WHAT YOU SHOULD DO> Pick out every line that holds the string "Improvement" and copy it.
"""
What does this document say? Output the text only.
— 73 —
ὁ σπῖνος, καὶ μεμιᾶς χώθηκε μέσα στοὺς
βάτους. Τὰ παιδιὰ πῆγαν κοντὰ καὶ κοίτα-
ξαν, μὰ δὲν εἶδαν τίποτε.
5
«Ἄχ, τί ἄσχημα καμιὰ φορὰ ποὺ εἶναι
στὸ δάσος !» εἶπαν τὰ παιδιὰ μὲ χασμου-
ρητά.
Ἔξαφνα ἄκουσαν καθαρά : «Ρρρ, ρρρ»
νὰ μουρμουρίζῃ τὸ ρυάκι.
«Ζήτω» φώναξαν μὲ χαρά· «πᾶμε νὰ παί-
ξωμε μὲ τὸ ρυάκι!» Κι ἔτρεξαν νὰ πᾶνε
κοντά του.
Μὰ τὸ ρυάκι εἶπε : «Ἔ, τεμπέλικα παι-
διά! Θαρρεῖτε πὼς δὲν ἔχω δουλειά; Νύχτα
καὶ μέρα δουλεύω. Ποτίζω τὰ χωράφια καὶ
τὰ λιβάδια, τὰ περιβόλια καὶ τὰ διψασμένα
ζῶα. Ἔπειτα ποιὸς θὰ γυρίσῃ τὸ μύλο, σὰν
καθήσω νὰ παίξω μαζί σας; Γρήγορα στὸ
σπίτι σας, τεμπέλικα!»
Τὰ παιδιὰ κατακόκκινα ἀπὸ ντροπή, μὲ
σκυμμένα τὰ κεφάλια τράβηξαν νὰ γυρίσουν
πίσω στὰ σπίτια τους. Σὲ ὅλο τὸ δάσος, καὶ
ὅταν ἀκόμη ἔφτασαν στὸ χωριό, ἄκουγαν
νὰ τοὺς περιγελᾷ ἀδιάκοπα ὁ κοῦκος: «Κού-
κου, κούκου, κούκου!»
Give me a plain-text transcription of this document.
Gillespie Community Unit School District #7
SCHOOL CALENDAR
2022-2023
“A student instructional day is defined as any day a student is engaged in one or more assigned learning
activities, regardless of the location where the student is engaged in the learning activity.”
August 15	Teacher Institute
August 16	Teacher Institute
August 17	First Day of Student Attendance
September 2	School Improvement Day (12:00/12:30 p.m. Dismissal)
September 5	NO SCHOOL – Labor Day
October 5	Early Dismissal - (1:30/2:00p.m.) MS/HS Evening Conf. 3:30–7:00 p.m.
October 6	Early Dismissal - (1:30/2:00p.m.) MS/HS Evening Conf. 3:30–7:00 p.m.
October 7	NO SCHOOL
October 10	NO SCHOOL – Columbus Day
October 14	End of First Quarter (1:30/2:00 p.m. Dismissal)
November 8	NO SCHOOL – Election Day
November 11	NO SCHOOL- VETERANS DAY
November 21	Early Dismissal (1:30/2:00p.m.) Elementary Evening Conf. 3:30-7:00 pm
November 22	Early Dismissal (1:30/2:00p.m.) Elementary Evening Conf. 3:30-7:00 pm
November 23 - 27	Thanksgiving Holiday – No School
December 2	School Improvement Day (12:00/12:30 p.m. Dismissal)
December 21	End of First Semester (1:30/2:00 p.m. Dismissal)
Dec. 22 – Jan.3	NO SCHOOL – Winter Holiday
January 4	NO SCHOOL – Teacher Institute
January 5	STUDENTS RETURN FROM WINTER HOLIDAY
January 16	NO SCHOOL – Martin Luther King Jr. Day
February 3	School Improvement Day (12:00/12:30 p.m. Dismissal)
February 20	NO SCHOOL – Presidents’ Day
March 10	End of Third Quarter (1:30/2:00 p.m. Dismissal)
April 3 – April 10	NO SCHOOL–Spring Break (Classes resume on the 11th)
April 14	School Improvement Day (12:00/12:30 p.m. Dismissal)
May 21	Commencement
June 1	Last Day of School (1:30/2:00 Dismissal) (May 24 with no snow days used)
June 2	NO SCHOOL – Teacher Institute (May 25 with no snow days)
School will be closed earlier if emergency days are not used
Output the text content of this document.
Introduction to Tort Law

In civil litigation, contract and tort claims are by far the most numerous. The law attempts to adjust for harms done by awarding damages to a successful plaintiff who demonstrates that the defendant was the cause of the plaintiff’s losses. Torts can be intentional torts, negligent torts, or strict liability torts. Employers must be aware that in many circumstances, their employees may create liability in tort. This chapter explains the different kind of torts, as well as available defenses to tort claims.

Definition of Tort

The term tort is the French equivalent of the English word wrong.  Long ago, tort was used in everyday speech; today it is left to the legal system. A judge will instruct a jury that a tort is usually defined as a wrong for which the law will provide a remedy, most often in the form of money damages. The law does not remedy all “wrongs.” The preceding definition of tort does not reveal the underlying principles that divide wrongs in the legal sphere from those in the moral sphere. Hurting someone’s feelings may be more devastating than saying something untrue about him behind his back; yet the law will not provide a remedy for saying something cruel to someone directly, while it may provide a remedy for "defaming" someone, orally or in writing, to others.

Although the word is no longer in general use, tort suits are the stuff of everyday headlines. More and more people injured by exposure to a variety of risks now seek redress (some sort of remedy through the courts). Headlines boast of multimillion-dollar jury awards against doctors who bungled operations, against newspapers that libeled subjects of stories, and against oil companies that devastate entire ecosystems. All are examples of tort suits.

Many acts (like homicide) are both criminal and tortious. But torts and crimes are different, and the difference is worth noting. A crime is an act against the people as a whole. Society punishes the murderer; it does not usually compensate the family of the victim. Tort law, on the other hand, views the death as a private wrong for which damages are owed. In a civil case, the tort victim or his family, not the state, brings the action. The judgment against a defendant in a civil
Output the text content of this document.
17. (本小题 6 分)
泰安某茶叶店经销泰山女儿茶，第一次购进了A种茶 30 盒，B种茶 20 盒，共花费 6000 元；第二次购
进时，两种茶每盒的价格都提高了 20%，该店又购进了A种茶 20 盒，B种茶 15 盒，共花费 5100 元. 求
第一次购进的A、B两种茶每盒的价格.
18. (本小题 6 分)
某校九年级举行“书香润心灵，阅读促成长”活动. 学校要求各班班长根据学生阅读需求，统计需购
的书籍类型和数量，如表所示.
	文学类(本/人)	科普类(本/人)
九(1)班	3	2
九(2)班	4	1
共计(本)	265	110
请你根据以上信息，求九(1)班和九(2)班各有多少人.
"""
WORKED SOLUTION>
September 2	School Improvement Day (12:00/12:30 p.m. Dismissal)
December 2	School Improvement Day (12:00/12:30 p.m. Dismissal)
February 3	School Improvement Day (12:00/12:30 p.m. Dismissal)
April 14	School Improvement Day (12:00/12:30 p.m. Dismissal)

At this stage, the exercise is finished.